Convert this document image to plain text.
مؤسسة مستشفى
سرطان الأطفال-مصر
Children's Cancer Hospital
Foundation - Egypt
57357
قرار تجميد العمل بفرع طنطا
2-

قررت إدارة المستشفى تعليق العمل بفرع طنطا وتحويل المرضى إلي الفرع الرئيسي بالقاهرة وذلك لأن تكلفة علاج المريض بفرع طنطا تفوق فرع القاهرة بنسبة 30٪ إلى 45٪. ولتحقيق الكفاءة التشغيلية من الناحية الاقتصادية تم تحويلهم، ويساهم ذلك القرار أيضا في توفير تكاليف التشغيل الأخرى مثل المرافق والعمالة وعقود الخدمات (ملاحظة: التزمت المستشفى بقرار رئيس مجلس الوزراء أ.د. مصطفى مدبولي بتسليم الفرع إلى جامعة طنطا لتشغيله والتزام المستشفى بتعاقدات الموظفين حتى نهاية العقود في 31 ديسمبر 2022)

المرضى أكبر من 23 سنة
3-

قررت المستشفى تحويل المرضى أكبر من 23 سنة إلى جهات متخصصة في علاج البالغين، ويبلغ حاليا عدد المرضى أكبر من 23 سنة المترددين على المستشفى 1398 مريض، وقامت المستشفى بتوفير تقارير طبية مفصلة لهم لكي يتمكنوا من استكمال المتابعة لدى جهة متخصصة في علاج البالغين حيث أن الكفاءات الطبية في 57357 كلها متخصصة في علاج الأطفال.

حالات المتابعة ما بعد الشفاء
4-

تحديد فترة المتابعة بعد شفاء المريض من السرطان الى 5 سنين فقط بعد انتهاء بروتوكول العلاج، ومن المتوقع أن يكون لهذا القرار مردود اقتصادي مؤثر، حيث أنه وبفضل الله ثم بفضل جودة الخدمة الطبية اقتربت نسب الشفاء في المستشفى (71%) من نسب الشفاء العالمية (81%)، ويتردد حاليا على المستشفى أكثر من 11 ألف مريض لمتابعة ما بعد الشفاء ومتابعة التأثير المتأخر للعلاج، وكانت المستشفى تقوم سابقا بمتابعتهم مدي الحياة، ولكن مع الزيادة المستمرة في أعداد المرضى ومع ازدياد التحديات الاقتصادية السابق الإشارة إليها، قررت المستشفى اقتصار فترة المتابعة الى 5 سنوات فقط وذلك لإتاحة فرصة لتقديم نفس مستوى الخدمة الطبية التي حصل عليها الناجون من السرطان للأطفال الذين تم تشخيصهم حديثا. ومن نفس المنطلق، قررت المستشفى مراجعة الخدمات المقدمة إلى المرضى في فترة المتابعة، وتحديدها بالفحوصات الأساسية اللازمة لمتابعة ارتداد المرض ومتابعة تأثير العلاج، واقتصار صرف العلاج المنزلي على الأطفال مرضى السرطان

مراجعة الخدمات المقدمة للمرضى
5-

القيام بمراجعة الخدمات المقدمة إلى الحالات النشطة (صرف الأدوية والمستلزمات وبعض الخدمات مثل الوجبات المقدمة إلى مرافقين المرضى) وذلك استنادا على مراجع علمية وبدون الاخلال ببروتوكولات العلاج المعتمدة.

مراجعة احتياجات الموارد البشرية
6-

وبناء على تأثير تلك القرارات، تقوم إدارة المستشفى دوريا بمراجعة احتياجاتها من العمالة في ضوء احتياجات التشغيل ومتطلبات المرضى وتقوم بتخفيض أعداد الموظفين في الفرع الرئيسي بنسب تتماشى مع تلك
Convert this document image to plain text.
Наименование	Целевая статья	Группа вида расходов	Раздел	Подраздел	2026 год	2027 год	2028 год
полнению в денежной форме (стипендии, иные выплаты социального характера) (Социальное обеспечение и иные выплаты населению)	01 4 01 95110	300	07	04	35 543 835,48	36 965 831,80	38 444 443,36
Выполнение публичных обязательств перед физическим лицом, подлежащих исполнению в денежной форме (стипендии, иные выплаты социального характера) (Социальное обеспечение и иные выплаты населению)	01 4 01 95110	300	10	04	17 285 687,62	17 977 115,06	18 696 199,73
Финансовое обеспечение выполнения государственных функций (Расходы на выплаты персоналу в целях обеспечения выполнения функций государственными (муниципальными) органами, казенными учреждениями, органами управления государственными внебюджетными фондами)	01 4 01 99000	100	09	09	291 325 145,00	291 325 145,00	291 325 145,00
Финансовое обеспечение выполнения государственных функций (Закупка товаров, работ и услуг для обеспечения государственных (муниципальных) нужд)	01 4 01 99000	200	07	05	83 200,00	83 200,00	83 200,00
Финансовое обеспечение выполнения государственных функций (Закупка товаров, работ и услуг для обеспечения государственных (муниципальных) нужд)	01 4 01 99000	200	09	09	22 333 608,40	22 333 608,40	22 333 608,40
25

What is required
Report all lines of the data that include the word "денежной".

Exercise output
полнению в денежной форме (стипендии, иные выплаты социального характера) (Социальное обеспечение и иные выплаты населению)	01 4 01 95110	300	07	04	35 543 835,48	36 965 831,80	38 444 443,36
Выполнение публичных обязательств перед физическим лицом, подлежащих исполнению в денежной форме (стипендии, иные выплаты социального характера) (Социальное обеспечение и иные выплаты населению)	01 4 01 95110	300	10	04	17 285 687,62	17 977 115,06	18 696 199,73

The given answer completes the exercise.